(Bounding box annotations)
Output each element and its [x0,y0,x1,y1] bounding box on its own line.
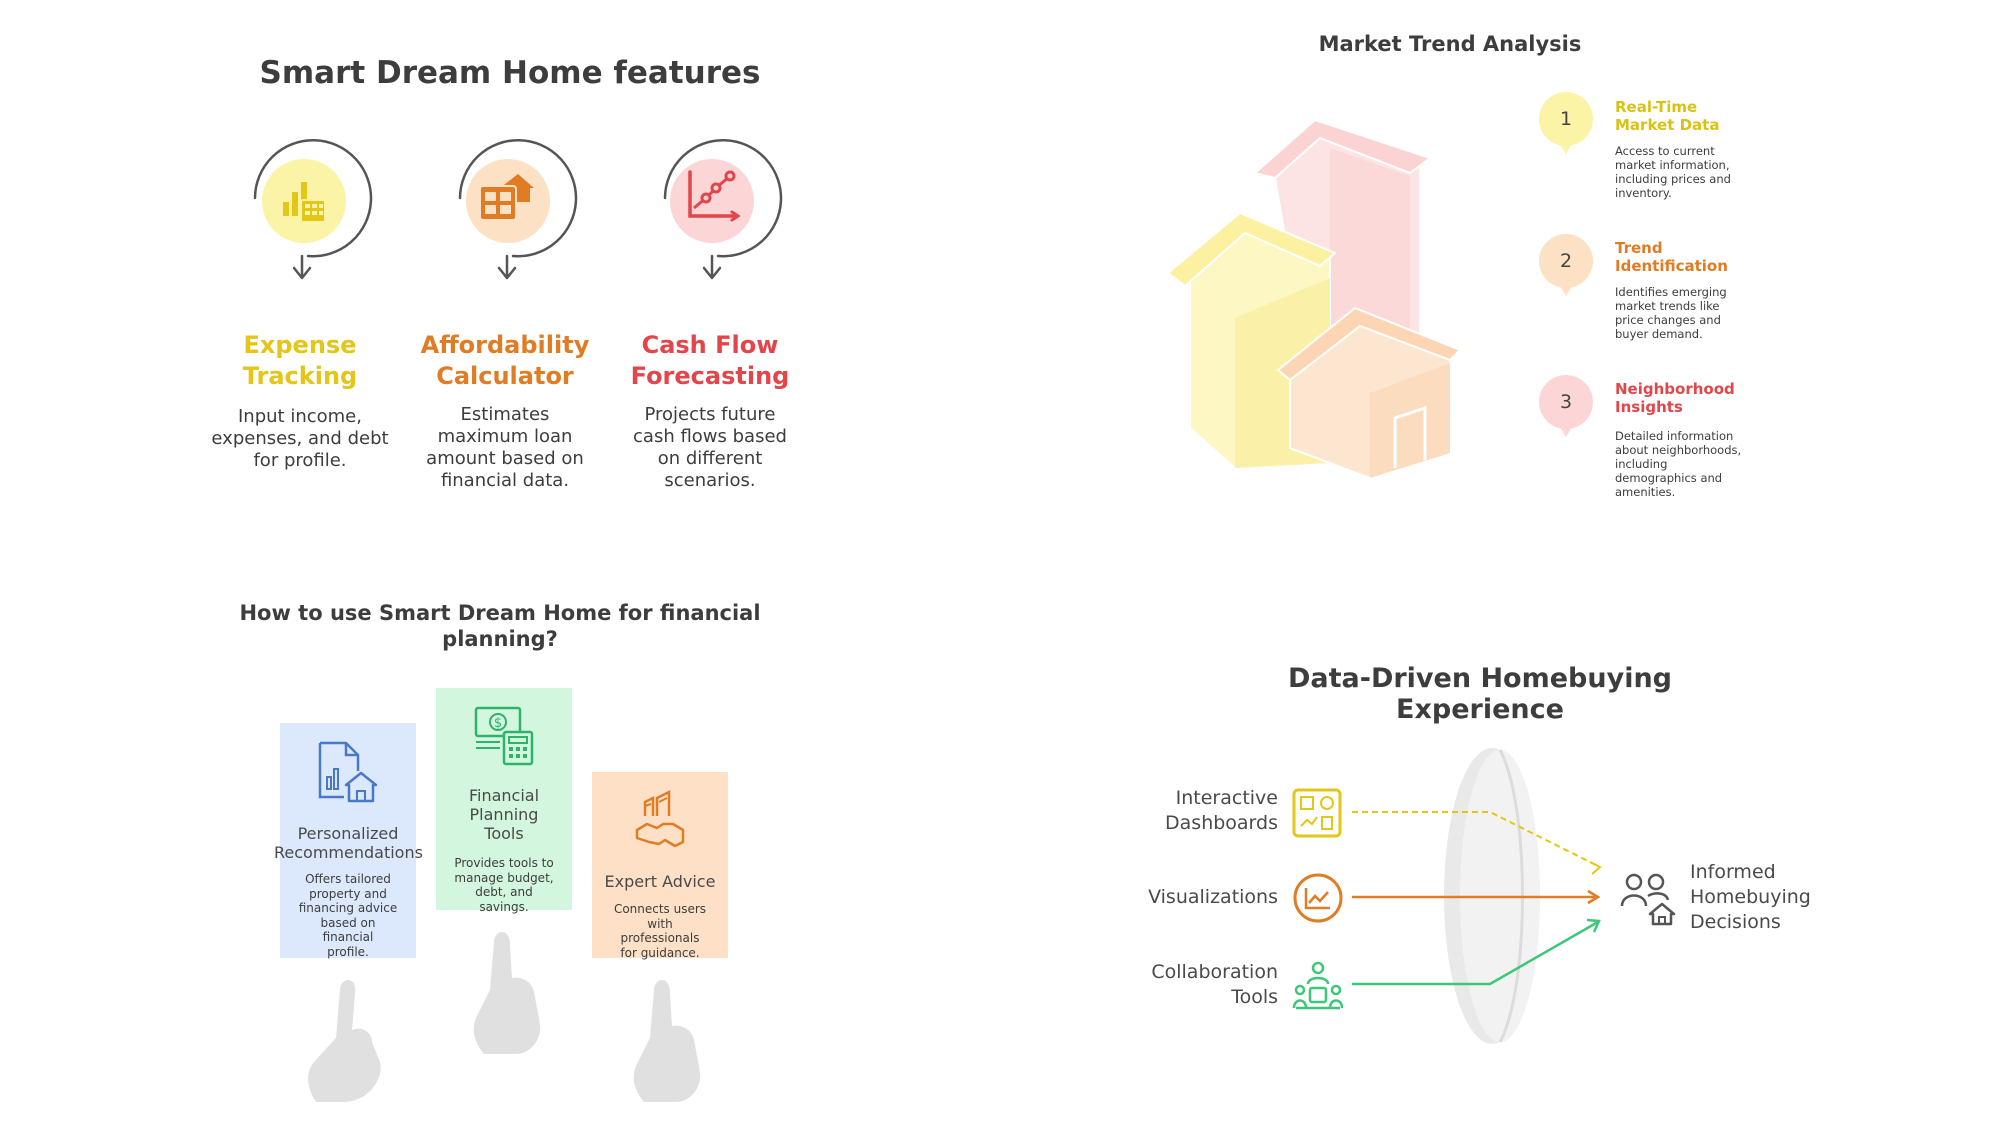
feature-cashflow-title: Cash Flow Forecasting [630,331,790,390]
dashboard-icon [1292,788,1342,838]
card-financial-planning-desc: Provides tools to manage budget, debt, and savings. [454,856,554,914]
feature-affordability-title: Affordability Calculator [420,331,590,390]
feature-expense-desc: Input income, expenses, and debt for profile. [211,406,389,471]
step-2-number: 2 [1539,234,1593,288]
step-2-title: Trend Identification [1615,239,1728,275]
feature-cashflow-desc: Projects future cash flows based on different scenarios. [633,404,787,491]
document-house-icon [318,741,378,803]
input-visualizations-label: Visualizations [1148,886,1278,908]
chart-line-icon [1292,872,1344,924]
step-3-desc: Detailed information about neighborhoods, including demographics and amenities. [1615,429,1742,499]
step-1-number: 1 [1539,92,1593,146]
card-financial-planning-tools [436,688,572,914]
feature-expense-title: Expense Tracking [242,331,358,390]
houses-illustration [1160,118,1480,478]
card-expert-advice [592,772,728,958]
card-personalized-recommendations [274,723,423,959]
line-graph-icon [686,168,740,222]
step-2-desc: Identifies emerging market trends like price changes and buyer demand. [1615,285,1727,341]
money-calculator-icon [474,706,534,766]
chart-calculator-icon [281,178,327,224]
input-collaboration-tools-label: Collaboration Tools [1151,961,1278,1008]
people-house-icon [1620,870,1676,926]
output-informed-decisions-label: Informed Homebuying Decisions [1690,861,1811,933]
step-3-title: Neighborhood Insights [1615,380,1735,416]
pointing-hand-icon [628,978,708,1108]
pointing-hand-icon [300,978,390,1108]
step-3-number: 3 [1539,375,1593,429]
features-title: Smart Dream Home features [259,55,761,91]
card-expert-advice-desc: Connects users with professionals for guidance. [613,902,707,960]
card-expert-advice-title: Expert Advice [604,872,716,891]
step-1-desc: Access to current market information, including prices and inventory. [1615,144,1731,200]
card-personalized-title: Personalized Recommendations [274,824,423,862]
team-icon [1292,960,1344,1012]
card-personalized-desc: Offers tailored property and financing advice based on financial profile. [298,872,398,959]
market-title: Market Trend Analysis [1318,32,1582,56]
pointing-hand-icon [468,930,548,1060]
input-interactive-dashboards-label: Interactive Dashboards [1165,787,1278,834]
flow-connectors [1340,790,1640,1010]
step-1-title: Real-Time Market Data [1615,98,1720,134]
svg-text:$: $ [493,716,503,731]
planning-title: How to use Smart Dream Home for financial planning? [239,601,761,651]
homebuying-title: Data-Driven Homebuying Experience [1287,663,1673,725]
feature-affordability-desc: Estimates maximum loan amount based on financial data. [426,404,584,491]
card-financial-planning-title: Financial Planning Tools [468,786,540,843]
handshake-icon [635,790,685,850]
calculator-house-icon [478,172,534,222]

DIRECTIONS FOR THIS TASK:
Repeat every line of the material above word for word, leaving out the pictures.

CORRECT RESPONSE:
Output each element and its [x0,y0,x1,y1] bounding box on its own line.
feature-cashflow-title: Cash Flow Forecasting [630,331,790,390]
dashboard-icon [1292,788,1342,838]
card-financial-planning-desc: Provides tools to manage budget, debt, and savings. [454,856,554,914]
feature-affordability-title: Affordability Calculator [420,331,590,390]
feature-expense-desc: Input income, expenses, and debt for profile. [211,406,389,471]
step-2-number: 2 [1539,234,1593,288]
step-2-title: Trend Identification [1615,239,1728,275]
feature-cashflow-desc: Projects future cash flows based on different scenarios. [633,404,787,491]
document-house-icon [318,741,378,803]
input-visualizations-label: Visualizations [1148,886,1278,908]
chart-line-icon [1292,872,1344,924]
step-3-desc: Detailed information about neighborhoods, including demographics and amenities. [1615,429,1742,499]
step-1-number: 1 [1539,92,1593,146]
card-financial-planning-tools [436,688,572,914]
feature-expense-title: Expense Tracking [242,331,358,390]
houses-illustration [1160,118,1480,478]
card-expert-advice [592,772,728,958]
card-personalized-recommendations [274,723,423,959]
line-graph-icon [686,168,740,222]
step-2-desc: Identifies emerging market trends like price changes and buyer demand. [1615,285,1727,341]
money-calculator-icon [474,706,534,766]
chart-calculator-icon [281,178,327,224]
input-collaboration-tools-label: Collaboration Tools [1151,961,1278,1008]
people-house-icon [1620,870,1676,926]
output-informed-decisions-label: Informed Homebuying Decisions [1690,861,1811,933]
step-3-title: Neighborhood Insights [1615,380,1735,416]
pointing-hand-icon [628,978,708,1108]
pointing-hand-icon [300,978,390,1108]
step-3-number: 3 [1539,375,1593,429]
features-title: Smart Dream Home features [259,55,761,91]
card-expert-advice-desc: Connects users with professionals for guidance. [613,902,707,960]
card-expert-advice-title: Expert Advice [604,872,716,891]
step-1-desc: Access to current market information, including prices and inventory. [1615,144,1731,200]
card-personalized-title: Personalized Recommendations [274,824,423,862]
team-icon [1292,960,1344,1012]
card-personalized-desc: Offers tailored property and financing advice based on financial profile. [298,872,398,959]
market-title: Market Trend Analysis [1318,32,1582,56]
pointing-hand-icon [468,930,548,1060]
input-interactive-dashboards-label: Interactive Dashboards [1165,787,1278,834]
flow-connectors [1340,790,1640,1010]
step-1-title: Real-Time Market Data [1615,98,1720,134]
svg-text:$: $ [493,716,503,731]
planning-title: How to use Smart Dream Home for financial planning? [239,601,761,651]
homebuying-title: Data-Driven Homebuying Experience [1287,663,1673,725]
feature-affordability-desc: Estimates maximum loan amount based on financial data. [426,404,584,491]
card-financial-planning-title: Financial Planning Tools [468,786,540,843]
handshake-icon [635,790,685,850]
calculator-house-icon [478,172,534,222]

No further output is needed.